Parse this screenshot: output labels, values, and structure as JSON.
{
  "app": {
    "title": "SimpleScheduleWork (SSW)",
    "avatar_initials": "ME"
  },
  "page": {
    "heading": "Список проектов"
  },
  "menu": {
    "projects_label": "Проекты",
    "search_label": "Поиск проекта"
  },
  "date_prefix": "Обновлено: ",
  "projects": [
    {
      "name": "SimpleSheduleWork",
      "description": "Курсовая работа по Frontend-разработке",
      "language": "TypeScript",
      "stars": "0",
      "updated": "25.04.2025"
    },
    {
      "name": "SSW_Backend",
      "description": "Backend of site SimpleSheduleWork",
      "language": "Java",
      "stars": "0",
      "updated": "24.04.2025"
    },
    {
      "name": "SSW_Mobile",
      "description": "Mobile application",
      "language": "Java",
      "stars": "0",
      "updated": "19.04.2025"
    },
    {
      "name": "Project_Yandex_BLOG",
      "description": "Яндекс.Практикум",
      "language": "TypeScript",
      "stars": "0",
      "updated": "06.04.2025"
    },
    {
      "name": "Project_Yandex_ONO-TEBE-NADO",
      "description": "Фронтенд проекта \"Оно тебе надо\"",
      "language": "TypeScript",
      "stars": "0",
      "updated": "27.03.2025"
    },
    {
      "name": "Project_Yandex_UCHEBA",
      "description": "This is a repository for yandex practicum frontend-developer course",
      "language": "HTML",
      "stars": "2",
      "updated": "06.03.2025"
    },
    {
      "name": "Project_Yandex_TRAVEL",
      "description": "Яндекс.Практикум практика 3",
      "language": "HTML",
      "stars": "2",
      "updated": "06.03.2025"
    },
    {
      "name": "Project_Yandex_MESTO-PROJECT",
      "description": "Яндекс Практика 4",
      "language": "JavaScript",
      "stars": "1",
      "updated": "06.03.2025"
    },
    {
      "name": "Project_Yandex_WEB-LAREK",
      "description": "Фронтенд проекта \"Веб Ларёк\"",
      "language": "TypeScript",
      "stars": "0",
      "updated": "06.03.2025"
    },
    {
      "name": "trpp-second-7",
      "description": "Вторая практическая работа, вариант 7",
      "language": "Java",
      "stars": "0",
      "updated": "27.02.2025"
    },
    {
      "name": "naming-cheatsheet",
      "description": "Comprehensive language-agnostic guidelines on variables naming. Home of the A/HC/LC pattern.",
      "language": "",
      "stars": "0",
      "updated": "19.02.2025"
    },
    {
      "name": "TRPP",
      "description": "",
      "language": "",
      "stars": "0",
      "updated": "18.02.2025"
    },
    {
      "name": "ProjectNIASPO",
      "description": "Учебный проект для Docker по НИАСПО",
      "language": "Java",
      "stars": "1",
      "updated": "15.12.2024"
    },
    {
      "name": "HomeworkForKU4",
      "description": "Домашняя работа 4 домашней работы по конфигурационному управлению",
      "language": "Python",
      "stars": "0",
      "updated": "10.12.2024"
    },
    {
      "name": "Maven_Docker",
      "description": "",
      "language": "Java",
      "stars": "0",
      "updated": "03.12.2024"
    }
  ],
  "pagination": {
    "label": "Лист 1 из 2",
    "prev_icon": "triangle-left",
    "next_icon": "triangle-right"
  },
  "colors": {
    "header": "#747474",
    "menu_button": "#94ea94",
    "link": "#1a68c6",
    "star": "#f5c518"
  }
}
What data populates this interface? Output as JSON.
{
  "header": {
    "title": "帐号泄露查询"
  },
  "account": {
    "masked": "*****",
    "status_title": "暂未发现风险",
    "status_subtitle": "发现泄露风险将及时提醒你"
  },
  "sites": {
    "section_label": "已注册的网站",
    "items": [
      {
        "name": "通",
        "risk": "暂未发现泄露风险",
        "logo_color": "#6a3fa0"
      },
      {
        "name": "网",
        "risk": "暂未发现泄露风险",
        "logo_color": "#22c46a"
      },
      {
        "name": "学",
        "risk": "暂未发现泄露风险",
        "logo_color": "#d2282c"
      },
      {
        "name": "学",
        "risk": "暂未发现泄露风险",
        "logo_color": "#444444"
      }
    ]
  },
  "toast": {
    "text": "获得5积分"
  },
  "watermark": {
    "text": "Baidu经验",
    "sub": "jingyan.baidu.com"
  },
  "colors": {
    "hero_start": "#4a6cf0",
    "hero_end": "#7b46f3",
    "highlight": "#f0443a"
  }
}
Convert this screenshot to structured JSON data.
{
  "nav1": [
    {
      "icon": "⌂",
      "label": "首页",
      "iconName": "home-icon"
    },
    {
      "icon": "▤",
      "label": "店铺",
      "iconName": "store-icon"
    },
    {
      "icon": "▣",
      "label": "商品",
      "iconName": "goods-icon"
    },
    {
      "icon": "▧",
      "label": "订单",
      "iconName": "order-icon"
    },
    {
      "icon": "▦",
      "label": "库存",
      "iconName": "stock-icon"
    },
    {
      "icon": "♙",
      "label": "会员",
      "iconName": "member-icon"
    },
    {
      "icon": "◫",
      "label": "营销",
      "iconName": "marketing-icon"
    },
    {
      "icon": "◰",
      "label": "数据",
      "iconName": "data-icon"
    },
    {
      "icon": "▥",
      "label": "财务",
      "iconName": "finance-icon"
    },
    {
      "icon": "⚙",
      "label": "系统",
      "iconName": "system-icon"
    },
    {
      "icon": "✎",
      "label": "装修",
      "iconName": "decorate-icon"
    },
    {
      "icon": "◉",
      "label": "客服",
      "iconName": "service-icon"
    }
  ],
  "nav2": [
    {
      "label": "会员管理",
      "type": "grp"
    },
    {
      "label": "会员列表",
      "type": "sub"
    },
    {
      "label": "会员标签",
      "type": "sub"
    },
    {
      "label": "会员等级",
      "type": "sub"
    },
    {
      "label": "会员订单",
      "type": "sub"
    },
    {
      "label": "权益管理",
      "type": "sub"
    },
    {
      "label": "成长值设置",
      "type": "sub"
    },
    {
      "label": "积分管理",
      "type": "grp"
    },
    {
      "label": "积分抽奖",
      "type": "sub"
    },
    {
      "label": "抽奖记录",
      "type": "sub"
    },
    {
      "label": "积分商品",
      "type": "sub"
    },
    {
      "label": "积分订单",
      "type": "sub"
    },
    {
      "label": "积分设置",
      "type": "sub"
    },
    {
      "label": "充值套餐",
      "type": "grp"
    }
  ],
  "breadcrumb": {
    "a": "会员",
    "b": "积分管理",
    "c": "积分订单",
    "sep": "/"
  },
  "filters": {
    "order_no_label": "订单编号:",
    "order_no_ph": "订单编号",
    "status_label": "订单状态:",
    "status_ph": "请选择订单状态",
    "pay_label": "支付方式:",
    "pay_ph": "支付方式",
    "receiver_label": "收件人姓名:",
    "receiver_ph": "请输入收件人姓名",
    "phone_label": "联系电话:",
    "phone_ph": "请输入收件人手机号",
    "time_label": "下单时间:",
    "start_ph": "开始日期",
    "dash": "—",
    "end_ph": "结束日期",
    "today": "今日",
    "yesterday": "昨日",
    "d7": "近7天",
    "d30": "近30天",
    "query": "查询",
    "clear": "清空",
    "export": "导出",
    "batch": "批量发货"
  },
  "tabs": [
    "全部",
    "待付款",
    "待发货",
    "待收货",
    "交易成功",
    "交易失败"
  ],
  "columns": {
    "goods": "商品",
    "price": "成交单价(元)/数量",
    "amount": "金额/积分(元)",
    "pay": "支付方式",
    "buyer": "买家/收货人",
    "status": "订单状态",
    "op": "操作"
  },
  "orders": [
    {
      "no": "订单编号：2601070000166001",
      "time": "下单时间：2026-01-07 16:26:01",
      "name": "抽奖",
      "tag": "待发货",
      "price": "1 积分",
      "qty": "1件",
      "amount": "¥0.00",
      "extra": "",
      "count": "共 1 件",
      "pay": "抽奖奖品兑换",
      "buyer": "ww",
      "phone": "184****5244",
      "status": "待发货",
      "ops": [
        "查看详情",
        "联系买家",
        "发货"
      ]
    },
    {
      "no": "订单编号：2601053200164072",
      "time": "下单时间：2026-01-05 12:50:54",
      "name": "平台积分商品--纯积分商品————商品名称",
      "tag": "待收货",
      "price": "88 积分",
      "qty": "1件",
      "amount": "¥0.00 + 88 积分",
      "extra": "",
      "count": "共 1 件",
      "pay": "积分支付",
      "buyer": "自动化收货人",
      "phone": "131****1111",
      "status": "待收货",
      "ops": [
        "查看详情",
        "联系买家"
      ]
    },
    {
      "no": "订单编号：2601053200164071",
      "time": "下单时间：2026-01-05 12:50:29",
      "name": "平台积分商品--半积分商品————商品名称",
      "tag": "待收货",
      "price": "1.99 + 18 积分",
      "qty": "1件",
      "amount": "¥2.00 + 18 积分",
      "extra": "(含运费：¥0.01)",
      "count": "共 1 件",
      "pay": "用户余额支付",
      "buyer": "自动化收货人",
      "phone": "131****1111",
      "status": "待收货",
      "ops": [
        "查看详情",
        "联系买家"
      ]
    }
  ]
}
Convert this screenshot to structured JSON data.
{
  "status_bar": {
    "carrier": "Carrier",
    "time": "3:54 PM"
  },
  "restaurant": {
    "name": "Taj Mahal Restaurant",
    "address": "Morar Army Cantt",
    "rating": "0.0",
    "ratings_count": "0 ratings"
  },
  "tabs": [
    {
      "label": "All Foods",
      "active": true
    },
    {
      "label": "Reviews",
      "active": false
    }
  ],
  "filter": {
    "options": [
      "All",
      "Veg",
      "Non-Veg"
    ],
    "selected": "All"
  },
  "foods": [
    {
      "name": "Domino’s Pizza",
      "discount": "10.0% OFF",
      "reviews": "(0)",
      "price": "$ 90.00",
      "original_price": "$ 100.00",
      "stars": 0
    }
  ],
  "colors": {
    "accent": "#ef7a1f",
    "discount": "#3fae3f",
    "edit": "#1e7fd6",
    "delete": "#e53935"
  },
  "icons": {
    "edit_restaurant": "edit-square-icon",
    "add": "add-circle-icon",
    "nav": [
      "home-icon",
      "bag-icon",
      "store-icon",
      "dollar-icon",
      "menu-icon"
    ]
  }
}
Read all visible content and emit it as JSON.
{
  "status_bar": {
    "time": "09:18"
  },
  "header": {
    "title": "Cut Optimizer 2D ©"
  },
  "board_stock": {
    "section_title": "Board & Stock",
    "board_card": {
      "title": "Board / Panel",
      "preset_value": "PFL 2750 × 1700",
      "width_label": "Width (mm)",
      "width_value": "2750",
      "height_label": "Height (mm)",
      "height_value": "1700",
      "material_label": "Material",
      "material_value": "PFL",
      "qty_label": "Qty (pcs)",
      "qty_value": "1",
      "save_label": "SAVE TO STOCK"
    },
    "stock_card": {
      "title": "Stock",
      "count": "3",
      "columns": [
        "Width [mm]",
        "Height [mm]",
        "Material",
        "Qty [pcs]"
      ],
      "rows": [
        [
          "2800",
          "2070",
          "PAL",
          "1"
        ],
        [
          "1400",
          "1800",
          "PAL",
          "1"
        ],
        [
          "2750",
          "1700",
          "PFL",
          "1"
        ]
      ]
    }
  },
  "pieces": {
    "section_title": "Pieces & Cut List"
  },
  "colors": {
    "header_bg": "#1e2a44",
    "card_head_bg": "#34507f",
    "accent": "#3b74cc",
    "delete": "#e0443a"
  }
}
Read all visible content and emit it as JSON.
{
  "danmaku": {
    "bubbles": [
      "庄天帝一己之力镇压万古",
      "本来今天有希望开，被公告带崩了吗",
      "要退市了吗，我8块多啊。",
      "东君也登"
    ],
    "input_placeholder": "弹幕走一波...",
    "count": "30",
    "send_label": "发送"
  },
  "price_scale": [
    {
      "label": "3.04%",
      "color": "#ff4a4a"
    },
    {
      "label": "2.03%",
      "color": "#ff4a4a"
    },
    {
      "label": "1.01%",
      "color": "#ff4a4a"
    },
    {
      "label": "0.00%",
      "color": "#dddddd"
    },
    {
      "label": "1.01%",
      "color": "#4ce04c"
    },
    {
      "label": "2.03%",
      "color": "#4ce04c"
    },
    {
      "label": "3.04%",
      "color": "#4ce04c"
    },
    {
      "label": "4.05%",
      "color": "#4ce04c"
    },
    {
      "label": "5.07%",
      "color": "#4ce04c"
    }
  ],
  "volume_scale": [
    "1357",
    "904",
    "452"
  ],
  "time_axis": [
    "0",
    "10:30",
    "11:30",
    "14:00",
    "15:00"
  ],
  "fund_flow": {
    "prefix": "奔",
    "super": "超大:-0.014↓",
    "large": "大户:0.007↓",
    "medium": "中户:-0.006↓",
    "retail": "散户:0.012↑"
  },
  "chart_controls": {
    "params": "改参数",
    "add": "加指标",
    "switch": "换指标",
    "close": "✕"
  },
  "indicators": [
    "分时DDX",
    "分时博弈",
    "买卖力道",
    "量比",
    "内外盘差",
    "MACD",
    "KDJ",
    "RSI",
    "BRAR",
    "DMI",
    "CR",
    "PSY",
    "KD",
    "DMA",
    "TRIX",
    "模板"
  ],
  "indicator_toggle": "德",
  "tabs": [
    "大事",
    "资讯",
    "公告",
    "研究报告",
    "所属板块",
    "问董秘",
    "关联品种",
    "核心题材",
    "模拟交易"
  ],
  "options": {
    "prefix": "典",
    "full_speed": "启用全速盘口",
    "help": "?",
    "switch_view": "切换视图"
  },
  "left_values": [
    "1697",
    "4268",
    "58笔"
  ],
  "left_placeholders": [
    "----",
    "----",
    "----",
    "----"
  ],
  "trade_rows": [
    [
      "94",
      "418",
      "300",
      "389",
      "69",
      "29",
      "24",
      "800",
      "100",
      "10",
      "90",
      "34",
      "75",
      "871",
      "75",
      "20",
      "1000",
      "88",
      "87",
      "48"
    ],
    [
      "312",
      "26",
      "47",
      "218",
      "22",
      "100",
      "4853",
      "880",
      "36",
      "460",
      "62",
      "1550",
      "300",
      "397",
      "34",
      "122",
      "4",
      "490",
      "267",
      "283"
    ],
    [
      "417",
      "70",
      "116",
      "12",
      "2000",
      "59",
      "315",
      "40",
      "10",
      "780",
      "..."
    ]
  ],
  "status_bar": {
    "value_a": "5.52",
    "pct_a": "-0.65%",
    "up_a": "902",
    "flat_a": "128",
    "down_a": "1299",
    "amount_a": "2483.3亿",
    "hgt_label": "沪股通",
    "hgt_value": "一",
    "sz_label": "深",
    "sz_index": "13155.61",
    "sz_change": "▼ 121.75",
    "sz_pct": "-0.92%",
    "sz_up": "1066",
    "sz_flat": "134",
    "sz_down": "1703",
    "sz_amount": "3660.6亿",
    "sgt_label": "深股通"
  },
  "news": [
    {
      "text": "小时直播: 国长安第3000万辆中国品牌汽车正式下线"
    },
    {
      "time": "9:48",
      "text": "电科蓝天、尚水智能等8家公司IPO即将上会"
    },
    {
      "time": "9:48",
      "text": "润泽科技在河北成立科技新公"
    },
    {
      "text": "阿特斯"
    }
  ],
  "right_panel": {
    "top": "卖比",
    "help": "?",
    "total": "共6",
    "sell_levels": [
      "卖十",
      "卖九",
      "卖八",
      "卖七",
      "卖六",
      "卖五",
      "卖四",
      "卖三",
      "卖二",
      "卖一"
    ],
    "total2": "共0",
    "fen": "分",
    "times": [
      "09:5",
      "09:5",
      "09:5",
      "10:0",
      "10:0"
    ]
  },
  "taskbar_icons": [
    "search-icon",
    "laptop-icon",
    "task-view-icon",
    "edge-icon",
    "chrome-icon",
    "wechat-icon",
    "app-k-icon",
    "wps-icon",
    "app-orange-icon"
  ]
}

### PROBLEM DETAILS
Of the lines in this data, how many contain "работа"? Reply with only the number.

### COMPLETED TASK
3